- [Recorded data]
>> begin

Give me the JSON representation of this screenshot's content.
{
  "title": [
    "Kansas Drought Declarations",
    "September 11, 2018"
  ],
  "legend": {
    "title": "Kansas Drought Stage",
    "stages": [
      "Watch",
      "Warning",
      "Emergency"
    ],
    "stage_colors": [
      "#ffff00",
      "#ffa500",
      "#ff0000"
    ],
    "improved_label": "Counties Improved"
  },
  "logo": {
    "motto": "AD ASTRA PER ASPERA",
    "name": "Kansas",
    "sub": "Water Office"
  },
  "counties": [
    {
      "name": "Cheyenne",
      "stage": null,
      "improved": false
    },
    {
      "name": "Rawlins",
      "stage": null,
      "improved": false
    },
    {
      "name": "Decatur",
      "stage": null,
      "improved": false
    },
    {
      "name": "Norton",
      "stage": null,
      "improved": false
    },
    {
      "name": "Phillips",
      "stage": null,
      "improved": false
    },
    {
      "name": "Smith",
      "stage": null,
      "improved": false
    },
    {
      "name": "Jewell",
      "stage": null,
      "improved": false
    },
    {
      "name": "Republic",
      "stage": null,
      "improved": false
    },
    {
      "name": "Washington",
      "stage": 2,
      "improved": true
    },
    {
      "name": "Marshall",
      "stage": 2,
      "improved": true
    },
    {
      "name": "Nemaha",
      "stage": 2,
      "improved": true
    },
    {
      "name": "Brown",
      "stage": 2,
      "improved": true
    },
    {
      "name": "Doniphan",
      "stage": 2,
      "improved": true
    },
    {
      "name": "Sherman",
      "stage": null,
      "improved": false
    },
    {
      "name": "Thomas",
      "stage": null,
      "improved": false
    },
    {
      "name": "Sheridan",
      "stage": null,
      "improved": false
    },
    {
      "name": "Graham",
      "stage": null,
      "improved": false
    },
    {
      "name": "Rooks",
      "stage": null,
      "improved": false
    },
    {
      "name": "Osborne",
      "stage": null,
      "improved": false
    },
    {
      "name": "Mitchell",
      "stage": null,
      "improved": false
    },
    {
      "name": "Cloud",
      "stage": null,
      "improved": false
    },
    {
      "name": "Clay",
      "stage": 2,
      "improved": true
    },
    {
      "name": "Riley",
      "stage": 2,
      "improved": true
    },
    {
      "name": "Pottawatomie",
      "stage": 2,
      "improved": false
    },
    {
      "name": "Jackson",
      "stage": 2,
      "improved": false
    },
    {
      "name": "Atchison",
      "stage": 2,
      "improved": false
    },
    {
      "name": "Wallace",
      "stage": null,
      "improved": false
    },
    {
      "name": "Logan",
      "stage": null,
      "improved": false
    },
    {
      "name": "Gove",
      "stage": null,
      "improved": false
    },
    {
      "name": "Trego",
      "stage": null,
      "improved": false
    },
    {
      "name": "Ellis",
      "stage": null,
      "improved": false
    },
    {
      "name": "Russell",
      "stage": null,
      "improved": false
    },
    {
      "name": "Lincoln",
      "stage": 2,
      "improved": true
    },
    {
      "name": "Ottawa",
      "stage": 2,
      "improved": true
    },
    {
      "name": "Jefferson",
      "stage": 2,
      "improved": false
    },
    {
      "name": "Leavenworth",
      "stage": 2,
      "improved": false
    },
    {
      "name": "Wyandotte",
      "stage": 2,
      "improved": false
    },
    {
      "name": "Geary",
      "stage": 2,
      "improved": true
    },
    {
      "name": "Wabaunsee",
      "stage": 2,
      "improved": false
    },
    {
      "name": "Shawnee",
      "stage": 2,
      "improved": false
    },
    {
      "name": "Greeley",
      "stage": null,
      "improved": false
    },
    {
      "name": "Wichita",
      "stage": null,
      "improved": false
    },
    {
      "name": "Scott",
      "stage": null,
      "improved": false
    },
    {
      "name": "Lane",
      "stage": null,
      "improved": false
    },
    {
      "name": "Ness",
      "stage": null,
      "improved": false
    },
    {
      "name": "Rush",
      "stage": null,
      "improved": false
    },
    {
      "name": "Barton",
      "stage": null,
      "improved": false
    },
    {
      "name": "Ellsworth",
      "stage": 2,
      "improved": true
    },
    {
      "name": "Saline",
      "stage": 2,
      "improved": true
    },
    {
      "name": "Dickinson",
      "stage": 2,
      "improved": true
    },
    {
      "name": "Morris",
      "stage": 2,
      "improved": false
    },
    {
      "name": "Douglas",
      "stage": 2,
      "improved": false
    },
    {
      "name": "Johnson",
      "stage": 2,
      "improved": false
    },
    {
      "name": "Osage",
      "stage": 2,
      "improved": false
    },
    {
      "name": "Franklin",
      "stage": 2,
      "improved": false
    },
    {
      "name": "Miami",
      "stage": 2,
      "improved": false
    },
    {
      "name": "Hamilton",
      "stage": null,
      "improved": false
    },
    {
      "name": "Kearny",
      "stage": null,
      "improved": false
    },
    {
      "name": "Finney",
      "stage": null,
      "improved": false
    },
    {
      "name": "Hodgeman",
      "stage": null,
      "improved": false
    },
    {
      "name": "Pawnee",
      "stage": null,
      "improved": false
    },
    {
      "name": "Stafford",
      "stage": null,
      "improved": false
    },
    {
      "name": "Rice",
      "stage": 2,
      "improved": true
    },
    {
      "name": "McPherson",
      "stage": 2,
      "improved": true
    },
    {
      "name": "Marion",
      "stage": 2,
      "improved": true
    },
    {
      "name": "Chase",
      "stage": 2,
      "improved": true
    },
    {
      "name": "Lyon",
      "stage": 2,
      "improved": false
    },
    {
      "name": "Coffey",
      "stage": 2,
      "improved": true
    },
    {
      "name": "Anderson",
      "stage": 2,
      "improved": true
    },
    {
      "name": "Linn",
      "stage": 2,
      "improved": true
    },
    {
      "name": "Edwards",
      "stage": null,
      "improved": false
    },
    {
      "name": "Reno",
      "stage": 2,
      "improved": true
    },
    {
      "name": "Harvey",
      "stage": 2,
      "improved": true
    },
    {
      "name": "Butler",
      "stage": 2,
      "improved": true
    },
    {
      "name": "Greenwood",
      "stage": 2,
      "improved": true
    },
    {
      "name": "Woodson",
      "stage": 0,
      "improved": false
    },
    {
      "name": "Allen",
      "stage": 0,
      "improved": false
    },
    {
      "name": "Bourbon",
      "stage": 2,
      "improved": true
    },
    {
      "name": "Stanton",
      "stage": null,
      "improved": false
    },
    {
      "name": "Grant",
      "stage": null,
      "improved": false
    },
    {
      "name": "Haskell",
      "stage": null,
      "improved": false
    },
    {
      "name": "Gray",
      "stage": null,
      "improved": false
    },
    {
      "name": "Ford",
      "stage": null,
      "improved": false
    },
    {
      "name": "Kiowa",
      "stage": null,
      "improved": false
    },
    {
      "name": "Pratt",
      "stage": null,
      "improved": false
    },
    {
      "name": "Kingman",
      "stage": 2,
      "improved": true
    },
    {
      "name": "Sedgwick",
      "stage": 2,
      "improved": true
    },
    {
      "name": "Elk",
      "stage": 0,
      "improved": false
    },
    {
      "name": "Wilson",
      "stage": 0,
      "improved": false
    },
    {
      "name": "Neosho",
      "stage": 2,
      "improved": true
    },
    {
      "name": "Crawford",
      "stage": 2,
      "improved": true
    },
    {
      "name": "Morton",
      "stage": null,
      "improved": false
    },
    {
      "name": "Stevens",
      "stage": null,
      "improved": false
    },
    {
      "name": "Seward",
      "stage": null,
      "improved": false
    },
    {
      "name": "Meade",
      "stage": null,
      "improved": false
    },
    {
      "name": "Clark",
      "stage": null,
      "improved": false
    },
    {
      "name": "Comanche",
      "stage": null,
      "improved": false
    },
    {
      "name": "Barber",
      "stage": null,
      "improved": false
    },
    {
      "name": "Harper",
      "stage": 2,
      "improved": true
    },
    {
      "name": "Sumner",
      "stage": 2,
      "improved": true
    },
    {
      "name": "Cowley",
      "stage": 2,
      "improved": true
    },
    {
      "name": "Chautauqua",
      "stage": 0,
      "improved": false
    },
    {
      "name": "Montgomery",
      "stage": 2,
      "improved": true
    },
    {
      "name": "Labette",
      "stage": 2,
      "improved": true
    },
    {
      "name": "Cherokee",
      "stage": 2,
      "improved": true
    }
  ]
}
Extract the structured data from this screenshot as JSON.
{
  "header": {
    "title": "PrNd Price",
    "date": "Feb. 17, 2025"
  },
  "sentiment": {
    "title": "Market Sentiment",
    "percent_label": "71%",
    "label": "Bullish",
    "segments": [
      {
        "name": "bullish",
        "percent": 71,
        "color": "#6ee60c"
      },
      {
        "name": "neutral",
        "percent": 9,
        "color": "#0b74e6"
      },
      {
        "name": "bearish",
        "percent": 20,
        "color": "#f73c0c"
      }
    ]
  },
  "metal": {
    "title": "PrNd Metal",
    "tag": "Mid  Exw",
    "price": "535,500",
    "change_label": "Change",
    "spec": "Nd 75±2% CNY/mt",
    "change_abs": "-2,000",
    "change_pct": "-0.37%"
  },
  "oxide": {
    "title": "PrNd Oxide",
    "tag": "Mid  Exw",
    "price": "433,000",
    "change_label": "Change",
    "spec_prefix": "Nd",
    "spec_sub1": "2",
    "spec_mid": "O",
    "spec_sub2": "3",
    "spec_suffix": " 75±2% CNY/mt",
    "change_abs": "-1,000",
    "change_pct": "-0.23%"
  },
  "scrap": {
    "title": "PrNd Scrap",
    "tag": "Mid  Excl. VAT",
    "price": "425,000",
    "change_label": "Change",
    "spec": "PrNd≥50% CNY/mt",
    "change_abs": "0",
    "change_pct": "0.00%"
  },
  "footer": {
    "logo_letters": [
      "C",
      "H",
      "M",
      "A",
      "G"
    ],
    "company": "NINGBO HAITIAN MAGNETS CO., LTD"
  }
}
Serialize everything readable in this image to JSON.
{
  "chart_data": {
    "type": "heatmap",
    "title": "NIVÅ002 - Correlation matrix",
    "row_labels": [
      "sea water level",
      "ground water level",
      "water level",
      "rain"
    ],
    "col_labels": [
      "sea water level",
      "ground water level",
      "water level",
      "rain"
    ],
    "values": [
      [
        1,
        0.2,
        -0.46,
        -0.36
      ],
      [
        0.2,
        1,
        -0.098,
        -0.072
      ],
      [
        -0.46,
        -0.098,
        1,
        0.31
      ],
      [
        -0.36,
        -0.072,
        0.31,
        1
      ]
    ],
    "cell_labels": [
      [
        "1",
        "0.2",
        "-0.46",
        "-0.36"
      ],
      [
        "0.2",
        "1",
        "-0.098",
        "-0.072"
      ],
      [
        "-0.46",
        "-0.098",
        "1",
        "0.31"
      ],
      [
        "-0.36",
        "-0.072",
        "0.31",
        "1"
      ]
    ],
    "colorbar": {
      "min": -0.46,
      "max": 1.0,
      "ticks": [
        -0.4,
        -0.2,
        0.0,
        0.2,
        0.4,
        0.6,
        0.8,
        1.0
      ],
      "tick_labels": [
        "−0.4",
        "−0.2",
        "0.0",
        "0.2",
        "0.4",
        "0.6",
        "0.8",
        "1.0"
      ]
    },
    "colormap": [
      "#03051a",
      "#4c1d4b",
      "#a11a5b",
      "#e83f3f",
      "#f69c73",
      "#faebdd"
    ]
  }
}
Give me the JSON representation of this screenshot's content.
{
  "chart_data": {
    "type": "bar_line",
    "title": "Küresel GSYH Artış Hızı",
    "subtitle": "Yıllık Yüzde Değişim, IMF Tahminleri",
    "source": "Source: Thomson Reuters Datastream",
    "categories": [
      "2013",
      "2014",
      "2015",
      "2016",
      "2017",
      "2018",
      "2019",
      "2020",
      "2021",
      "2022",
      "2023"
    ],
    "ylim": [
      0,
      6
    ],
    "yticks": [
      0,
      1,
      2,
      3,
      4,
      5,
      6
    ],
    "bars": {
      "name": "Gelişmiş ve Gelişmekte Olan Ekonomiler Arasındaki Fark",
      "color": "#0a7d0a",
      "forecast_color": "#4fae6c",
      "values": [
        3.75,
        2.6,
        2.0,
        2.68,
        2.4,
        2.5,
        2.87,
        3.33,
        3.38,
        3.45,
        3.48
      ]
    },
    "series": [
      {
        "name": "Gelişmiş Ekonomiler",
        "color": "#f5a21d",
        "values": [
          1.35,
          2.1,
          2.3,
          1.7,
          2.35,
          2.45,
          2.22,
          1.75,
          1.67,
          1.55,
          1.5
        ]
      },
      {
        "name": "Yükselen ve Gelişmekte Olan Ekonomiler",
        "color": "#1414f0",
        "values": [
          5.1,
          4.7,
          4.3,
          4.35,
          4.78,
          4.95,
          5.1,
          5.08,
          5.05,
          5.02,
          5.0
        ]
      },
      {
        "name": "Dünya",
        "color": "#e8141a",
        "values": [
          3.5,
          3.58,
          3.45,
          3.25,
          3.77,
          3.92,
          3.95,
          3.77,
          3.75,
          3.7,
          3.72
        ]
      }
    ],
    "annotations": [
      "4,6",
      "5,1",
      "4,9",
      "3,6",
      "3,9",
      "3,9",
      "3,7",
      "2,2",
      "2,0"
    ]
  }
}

>> end

- [WHAT IS REQUIRED] Locate all lines in the listing above with the word "Olan". Copy them.

- [SOLUTION TO THE PROBLEM]
      "name": "Gelişmiş ve Gelişmekte Olan Ekonomiler Arasındaki Fark",
        "name": "Yükselen ve Gelişmekte Olan Ekonomiler",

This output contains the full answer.